Records showing where elements appear ::
+ + + +

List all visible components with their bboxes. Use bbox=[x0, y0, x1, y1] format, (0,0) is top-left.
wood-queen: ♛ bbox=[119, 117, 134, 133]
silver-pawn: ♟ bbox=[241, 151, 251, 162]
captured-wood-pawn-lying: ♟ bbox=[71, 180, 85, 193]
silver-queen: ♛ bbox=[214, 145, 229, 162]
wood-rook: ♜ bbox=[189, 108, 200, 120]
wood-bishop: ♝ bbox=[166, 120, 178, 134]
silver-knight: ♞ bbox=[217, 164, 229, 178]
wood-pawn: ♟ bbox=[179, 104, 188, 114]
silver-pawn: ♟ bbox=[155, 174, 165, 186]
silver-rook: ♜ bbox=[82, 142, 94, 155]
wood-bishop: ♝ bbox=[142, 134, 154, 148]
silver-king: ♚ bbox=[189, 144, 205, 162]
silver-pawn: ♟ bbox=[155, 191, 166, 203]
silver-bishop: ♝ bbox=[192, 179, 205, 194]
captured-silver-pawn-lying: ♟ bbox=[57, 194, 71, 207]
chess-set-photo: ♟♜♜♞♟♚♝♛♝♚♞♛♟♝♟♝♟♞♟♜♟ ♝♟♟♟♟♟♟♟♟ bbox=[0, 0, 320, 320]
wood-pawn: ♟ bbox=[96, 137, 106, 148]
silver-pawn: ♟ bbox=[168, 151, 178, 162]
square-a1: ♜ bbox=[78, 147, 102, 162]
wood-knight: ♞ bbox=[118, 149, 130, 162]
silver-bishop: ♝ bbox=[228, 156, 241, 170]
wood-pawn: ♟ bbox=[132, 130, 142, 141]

+ + + +

SET TASK ::
Copy out every one of the lines above exactly, without changing anything.

RESULT FOR THIS EXERCISE ::
List all visible components with their bboxes. Use bbox=[x0, y0, x1, y1] format, (0,0) is top-left.
wood-queen: ♛ bbox=[119, 117, 134, 133]
silver-pawn: ♟ bbox=[241, 151, 251, 162]
captured-wood-pawn-lying: ♟ bbox=[71, 180, 85, 193]
silver-queen: ♛ bbox=[214, 145, 229, 162]
wood-rook: ♜ bbox=[189, 108, 200, 120]
wood-bishop: ♝ bbox=[166, 120, 178, 134]
silver-knight: ♞ bbox=[217, 164, 229, 178]
wood-pawn: ♟ bbox=[179, 104, 188, 114]
silver-pawn: ♟ bbox=[155, 174, 165, 186]
silver-rook: ♜ bbox=[82, 142, 94, 155]
wood-bishop: ♝ bbox=[142, 134, 154, 148]
silver-king: ♚ bbox=[189, 144, 205, 162]
silver-pawn: ♟ bbox=[155, 191, 166, 203]
silver-bishop: ♝ bbox=[192, 179, 205, 194]
captured-silver-pawn-lying: ♟ bbox=[57, 194, 71, 207]
chess-set-photo: ♟♜♜♞♟♚♝♛♝♚♞♛♟♝♟♝♟♞♟♜♟ ♝♟♟♟♟♟♟♟♟ bbox=[0, 0, 320, 320]
wood-pawn: ♟ bbox=[96, 137, 106, 148]
silver-pawn: ♟ bbox=[168, 151, 178, 162]
square-a1: ♜ bbox=[78, 147, 102, 162]
wood-knight: ♞ bbox=[118, 149, 130, 162]
silver-bishop: ♝ bbox=[228, 156, 241, 170]
wood-pawn: ♟ bbox=[132, 130, 142, 141]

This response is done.